* start Records to process *

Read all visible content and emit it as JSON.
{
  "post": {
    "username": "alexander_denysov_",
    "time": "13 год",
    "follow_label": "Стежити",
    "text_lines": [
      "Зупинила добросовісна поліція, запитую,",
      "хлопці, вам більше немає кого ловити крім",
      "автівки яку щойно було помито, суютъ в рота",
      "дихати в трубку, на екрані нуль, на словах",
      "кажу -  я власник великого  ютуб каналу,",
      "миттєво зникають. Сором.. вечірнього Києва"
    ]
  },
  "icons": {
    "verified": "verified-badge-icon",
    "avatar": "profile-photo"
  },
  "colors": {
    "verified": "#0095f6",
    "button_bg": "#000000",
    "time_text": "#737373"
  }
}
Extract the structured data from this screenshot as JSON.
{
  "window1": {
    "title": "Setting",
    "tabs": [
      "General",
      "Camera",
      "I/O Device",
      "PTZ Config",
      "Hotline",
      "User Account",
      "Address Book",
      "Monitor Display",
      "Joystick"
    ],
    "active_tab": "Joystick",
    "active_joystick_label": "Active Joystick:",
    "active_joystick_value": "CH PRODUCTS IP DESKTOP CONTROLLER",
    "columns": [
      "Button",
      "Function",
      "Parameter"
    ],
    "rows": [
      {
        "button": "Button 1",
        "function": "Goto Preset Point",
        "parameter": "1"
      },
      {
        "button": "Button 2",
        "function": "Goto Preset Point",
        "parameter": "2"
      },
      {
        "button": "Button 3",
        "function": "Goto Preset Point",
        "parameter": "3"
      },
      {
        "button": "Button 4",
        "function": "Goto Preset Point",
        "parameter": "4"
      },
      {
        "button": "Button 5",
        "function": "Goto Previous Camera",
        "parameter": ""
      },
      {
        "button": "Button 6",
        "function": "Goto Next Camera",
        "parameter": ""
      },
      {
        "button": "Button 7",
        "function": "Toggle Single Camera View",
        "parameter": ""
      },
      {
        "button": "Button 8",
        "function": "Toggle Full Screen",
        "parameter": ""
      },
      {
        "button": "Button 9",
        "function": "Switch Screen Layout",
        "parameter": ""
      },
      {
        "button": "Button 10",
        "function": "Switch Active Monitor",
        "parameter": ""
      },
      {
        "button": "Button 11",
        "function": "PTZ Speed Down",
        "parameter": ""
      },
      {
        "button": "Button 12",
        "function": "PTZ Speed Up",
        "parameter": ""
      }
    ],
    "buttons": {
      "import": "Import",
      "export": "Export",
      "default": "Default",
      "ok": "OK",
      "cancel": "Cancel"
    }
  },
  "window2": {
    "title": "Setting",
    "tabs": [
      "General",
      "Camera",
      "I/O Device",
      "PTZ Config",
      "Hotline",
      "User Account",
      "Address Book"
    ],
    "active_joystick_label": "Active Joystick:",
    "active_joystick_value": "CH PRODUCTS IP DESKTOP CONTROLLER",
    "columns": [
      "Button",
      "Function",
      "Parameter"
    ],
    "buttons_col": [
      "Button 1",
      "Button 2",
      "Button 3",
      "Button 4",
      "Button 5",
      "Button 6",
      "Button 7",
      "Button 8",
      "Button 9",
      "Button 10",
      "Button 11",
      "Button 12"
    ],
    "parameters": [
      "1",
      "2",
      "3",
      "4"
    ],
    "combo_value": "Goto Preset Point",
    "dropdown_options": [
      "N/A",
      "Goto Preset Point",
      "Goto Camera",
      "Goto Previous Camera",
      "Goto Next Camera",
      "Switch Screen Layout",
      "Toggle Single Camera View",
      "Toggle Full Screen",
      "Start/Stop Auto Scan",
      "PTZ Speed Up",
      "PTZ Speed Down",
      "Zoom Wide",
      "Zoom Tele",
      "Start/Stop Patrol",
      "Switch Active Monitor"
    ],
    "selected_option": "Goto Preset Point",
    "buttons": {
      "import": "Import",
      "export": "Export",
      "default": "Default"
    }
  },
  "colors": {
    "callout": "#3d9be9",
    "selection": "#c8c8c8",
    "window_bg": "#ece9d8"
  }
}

* end Records to process *
* start Records to process *

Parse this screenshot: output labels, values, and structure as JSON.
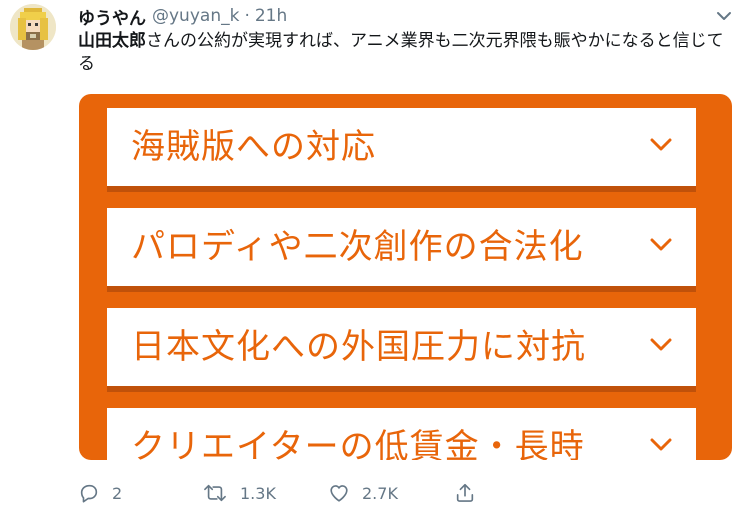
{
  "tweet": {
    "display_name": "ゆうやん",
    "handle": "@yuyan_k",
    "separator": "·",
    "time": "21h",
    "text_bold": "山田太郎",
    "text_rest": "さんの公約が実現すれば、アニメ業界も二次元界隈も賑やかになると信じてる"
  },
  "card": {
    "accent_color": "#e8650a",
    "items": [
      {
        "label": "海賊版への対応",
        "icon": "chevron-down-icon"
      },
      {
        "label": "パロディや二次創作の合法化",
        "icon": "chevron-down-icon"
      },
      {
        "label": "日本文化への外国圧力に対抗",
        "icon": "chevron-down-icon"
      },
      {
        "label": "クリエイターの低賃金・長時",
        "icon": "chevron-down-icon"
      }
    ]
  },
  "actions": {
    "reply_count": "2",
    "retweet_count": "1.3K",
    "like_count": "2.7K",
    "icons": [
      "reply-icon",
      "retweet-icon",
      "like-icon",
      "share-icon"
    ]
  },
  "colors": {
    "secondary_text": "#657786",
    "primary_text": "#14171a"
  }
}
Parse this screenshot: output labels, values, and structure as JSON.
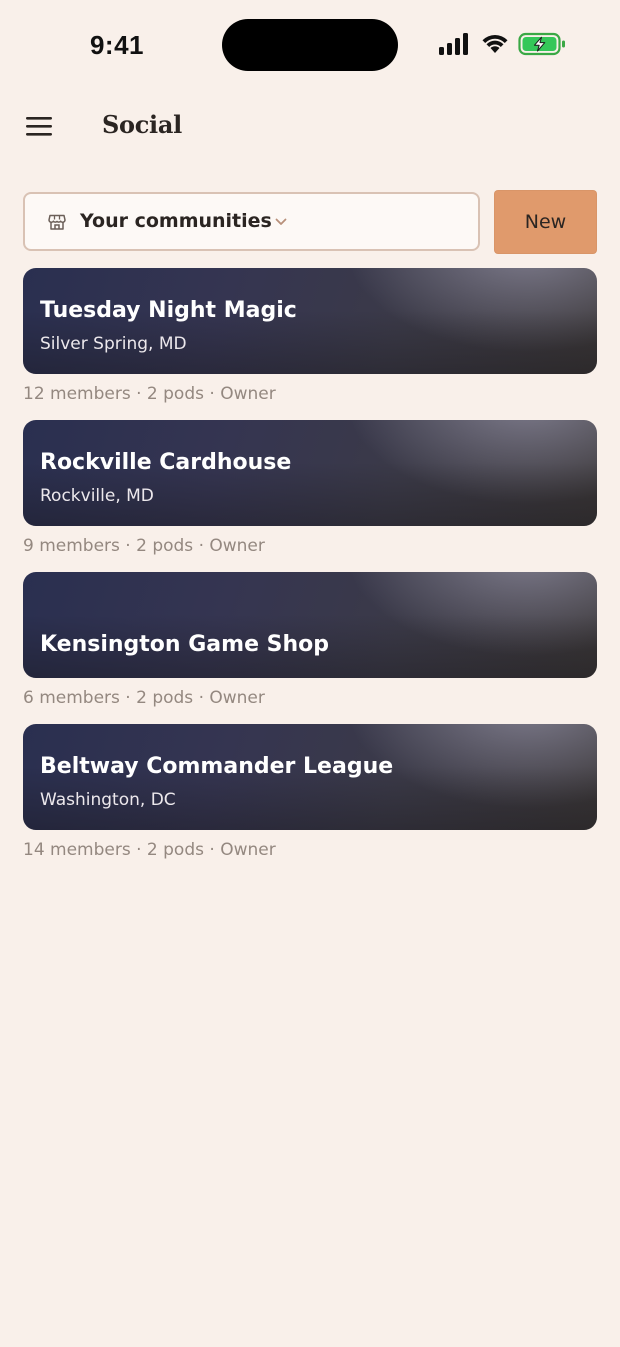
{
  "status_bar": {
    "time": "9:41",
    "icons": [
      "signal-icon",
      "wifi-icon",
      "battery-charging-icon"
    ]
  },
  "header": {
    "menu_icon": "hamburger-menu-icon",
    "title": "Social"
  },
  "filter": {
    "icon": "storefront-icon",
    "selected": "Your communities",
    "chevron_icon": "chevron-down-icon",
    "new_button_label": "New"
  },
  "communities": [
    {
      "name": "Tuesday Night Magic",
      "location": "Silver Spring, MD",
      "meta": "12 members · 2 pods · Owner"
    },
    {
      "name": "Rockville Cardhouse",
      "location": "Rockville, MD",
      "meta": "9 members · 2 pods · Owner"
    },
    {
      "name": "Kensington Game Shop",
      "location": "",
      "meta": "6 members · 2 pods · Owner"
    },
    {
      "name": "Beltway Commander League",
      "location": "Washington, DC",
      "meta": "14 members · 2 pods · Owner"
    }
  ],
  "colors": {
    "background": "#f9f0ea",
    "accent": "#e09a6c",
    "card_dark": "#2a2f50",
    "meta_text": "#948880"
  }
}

* end Records to process *
* start Records to process *

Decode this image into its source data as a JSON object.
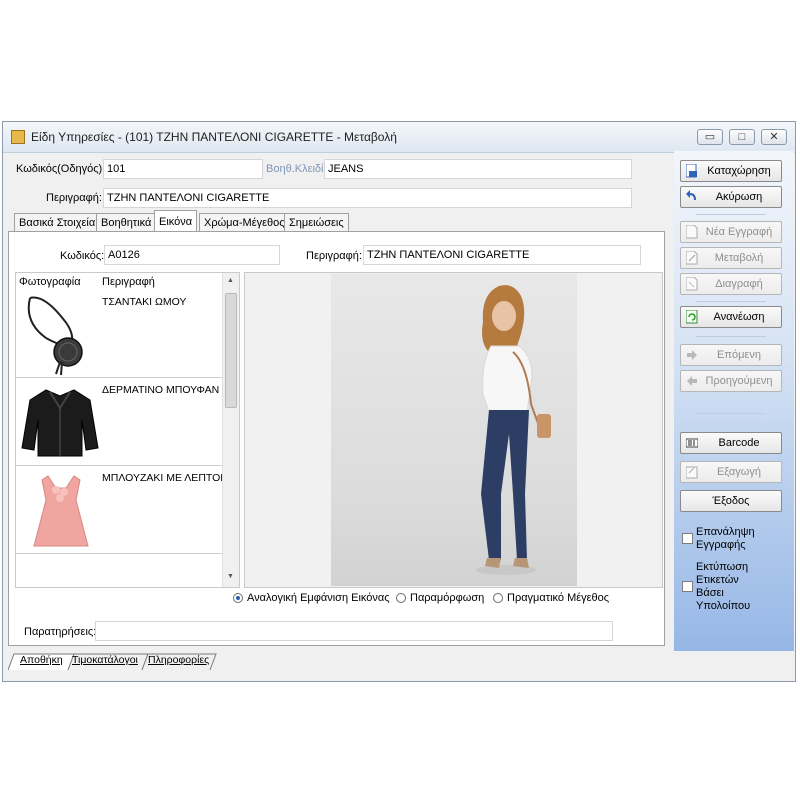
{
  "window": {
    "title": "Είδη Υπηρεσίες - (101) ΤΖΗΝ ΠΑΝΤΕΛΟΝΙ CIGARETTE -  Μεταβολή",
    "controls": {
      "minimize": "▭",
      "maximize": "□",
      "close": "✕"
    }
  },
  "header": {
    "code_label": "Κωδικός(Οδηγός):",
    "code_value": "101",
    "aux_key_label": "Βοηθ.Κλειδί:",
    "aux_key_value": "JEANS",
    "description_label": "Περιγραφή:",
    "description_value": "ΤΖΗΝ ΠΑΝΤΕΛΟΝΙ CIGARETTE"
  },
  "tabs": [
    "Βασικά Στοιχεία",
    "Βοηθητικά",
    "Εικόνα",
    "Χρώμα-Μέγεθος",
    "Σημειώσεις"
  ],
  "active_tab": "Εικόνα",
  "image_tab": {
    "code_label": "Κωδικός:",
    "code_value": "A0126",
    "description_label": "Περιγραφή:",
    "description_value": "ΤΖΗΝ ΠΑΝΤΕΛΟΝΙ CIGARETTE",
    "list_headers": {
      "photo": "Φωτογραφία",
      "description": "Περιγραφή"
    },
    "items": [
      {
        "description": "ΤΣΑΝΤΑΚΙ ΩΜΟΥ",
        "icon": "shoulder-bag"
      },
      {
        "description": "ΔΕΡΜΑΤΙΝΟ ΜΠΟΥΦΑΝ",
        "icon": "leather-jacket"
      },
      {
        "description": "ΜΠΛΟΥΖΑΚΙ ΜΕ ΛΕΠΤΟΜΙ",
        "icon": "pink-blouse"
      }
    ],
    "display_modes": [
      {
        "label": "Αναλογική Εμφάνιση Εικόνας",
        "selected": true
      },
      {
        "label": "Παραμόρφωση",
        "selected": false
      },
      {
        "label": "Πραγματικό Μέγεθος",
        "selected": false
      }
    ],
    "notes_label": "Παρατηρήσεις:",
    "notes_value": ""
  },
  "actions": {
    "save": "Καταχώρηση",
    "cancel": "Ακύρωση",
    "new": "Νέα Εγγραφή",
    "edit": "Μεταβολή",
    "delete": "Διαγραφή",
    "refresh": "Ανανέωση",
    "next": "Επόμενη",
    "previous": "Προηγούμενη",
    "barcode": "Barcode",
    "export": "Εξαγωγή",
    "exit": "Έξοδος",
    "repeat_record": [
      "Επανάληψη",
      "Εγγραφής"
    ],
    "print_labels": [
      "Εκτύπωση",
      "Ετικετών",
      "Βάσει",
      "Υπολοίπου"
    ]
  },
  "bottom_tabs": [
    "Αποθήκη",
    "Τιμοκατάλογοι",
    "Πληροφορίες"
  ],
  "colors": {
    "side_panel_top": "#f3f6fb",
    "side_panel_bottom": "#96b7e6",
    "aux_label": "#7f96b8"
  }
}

* end Records to process *

## Written instruction
Look through the entries above; copy every line holding the string "Goto".

## Solved problem
        "function": "Goto Preset Point",
        "function": "Goto Preset Point",
        "function": "Goto Preset Point",
        "function": "Goto Preset Point",
        "function": "Goto Previous Camera",
        "function": "Goto Next Camera",
    "combo_value": "Goto Preset Point",
      "Goto Preset Point",
      "Goto Camera",
      "Goto Previous Camera",
      "Goto Next Camera",
    "selected_option": "Goto Preset Point",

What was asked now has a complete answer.